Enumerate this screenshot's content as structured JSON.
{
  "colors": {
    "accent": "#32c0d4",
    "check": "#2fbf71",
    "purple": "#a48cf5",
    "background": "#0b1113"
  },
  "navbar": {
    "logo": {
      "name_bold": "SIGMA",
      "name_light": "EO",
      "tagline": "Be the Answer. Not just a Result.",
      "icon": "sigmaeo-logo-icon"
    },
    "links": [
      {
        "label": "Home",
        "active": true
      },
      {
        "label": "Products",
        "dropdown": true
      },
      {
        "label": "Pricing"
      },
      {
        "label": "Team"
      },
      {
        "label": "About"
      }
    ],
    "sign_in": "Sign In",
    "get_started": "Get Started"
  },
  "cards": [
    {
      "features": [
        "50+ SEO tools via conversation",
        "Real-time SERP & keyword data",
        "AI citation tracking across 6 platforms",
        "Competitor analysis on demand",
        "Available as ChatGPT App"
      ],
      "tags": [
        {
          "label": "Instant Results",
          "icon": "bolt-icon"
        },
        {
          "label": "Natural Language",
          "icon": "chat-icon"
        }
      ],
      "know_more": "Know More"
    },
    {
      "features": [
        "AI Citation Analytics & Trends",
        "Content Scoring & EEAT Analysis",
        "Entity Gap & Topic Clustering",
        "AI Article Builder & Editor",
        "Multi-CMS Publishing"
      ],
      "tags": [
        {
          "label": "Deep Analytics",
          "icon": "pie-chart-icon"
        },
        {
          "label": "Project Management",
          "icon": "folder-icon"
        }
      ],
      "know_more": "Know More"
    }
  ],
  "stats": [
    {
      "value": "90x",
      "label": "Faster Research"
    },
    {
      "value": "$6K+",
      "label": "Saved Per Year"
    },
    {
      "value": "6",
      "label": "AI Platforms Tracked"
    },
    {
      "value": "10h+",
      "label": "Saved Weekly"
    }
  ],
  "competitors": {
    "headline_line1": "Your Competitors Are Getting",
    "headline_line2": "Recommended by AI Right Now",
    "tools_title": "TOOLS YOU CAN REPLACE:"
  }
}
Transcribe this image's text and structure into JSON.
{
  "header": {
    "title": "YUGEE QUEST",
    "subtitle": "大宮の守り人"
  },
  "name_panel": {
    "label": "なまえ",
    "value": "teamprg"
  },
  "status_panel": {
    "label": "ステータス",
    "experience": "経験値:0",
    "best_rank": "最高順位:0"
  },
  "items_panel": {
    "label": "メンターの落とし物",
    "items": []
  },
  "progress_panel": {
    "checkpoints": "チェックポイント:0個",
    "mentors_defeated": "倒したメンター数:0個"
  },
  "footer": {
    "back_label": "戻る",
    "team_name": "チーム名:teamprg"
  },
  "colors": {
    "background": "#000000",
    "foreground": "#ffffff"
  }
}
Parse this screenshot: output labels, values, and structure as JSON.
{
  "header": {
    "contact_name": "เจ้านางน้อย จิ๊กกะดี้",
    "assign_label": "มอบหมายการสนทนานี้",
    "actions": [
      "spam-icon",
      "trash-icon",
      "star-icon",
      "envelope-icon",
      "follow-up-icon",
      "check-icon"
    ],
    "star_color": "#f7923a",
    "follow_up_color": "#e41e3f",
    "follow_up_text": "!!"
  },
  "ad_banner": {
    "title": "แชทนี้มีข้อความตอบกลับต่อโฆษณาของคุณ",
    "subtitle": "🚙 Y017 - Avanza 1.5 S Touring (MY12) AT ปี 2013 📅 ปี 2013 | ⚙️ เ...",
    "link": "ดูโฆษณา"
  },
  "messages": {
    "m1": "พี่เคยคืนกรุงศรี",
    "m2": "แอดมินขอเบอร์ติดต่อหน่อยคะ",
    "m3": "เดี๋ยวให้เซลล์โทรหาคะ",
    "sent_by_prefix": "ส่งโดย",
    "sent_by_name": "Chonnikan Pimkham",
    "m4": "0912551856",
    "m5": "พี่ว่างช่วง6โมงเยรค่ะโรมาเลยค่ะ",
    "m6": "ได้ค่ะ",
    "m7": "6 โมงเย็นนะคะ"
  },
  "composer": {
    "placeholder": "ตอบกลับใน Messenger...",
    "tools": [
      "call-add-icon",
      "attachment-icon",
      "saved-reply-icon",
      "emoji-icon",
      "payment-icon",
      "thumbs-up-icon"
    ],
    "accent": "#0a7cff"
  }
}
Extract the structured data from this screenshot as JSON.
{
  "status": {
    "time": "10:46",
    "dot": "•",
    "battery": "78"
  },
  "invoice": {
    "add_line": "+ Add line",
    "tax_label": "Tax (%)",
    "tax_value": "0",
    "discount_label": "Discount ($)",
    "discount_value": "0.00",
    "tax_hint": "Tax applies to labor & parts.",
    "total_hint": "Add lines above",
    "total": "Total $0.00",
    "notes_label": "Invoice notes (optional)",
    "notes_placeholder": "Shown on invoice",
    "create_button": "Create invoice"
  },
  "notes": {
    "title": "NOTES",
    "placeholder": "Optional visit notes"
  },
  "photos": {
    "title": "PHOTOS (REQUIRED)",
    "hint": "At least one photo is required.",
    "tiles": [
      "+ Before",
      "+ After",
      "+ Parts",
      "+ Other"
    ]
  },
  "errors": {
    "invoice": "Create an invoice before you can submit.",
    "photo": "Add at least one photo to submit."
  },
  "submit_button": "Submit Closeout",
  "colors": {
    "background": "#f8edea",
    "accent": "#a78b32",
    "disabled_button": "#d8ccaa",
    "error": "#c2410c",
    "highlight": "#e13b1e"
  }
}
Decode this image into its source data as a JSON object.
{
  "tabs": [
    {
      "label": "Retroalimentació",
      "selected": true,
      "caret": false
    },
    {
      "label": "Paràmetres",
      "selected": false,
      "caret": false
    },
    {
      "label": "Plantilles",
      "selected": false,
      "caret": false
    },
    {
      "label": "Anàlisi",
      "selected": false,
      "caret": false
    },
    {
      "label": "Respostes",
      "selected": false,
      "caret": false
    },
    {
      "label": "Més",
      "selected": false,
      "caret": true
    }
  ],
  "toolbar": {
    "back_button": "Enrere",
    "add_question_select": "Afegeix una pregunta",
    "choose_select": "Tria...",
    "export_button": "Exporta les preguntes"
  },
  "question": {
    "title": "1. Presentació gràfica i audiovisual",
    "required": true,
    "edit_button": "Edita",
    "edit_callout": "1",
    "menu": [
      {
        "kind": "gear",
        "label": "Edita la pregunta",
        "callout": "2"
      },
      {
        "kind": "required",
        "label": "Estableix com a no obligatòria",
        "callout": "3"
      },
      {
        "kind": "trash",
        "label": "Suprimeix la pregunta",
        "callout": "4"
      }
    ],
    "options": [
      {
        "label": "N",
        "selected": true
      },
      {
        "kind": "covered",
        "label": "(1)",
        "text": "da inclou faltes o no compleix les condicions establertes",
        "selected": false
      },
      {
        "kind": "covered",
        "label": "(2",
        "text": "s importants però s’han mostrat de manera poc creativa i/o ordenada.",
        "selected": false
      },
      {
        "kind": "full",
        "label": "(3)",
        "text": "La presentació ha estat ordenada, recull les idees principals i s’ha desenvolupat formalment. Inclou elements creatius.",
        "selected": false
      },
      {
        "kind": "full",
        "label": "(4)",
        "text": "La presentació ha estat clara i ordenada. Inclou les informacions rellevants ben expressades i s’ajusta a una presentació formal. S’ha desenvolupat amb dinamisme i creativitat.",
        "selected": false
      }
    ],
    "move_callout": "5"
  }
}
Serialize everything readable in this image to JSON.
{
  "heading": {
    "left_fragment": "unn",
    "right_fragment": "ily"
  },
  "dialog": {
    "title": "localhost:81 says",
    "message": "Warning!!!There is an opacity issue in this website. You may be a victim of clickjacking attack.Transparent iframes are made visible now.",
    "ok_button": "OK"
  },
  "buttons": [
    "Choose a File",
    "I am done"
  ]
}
□ □ □ □ □ □ □
Filter the entries above down to the lines containing the word "JSON".

FULL RESPONSE:
Enumerate this screenshot's content as structured JSON.
Transcribe this image's text and structure into JSON.
Parse this screenshot: output labels, values, and structure as JSON.
Extract the structured data from this screenshot as JSON.
Decode this image into its source data as a JSON object.
Serialize everything readable in this image to JSON.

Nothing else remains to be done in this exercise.